=== Input rows ===

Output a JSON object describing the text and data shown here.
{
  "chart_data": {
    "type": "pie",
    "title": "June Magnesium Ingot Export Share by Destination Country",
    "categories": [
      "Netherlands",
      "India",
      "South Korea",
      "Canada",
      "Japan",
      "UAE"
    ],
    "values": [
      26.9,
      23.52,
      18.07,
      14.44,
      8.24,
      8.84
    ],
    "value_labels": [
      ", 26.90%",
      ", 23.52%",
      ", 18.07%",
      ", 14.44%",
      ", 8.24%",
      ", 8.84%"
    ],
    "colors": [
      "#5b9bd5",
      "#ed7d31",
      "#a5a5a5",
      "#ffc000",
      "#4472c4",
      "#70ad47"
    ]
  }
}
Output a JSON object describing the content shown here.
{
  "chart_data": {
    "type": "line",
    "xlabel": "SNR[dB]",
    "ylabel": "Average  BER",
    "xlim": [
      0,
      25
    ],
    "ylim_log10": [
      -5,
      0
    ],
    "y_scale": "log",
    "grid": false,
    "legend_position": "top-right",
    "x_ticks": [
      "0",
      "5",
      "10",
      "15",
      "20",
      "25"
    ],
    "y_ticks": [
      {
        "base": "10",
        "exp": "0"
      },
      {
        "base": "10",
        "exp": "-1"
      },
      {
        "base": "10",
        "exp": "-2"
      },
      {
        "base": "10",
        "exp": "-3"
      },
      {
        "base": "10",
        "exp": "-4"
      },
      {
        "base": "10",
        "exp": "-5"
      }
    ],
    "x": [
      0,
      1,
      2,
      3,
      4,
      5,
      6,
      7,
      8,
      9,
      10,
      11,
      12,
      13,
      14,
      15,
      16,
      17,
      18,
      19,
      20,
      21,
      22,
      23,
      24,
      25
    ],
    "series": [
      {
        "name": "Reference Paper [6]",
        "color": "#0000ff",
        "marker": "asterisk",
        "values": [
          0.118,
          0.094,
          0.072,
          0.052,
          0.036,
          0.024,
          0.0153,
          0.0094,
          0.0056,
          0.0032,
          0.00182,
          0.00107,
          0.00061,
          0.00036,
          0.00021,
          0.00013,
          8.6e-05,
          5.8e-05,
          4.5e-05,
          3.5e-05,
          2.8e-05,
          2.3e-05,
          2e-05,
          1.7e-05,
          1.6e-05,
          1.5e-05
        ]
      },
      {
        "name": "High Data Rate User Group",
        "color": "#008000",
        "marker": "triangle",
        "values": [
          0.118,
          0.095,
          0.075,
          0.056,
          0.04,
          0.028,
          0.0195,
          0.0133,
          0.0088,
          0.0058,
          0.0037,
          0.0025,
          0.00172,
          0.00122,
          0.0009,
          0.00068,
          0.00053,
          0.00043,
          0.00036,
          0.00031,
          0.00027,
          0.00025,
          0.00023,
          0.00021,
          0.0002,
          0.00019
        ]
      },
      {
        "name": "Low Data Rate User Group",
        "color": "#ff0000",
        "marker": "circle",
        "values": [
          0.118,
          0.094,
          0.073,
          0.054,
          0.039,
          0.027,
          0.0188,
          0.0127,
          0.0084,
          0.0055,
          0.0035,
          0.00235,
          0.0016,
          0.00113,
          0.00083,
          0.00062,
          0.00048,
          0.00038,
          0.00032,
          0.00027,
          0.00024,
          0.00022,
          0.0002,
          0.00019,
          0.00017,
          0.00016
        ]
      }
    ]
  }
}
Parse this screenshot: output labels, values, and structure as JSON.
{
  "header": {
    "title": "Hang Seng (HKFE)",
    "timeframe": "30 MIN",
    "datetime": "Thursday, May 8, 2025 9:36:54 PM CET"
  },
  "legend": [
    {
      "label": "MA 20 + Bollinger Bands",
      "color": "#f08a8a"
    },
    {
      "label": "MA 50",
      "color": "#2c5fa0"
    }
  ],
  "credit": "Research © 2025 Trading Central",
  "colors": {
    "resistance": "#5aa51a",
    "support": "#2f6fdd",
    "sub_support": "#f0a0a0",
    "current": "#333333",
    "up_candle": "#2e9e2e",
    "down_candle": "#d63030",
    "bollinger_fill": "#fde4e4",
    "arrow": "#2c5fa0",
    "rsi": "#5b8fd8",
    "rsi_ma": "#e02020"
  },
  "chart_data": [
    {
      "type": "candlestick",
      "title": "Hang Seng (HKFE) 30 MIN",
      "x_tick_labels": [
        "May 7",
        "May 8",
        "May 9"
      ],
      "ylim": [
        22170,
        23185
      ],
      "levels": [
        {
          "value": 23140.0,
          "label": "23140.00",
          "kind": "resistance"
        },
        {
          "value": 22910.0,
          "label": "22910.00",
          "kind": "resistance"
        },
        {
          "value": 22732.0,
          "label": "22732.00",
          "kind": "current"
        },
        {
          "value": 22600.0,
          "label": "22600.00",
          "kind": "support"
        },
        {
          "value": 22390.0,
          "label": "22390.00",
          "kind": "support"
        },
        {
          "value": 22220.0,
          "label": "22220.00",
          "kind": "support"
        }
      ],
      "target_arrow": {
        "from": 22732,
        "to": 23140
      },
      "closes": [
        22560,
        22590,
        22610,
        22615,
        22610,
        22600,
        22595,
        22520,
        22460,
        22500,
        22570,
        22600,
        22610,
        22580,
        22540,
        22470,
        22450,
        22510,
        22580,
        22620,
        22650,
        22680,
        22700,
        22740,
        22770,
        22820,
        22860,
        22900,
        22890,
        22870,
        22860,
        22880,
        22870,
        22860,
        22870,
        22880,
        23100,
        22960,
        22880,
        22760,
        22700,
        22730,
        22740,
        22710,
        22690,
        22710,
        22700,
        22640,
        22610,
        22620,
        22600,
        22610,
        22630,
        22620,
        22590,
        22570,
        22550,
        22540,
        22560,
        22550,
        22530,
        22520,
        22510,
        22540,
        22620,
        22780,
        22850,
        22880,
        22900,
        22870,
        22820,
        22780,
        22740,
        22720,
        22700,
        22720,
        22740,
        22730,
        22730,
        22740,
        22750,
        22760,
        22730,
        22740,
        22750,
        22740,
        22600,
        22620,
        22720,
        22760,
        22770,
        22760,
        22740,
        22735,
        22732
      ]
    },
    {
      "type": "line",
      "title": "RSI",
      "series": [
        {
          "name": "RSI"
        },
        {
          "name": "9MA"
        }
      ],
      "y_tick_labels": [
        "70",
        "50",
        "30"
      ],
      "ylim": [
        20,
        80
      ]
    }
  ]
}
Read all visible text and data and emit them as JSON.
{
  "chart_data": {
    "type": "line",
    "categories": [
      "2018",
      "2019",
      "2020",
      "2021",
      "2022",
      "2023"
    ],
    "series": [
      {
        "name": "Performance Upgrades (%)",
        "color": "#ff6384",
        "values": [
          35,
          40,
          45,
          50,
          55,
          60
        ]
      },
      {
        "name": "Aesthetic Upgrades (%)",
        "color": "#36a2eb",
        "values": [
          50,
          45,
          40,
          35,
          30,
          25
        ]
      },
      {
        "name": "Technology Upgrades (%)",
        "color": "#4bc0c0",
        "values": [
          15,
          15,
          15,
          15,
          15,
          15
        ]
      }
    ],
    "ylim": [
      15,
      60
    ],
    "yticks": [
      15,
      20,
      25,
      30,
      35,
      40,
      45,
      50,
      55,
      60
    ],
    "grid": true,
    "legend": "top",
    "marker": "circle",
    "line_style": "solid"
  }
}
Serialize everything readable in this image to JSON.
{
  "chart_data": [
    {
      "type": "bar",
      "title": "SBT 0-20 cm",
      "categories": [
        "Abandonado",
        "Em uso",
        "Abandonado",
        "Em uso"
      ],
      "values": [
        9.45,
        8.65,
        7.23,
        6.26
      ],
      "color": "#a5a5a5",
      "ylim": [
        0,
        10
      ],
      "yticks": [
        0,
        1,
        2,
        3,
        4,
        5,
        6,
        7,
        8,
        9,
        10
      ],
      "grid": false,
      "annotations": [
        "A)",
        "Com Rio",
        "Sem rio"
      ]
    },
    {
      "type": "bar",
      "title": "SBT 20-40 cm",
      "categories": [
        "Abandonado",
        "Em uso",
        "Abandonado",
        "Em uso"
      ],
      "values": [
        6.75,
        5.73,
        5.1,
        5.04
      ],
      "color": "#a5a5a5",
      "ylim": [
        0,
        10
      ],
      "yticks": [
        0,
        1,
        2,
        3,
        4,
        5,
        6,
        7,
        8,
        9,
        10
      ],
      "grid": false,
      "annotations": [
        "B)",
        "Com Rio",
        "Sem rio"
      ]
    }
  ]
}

===

▶ What you are asked to do: Identify the lines that contain the string "here", and copy every one of them.

▶ Reply to the task:
Output a JSON object describing the text and data shown here.
Output a JSON object describing the content shown here.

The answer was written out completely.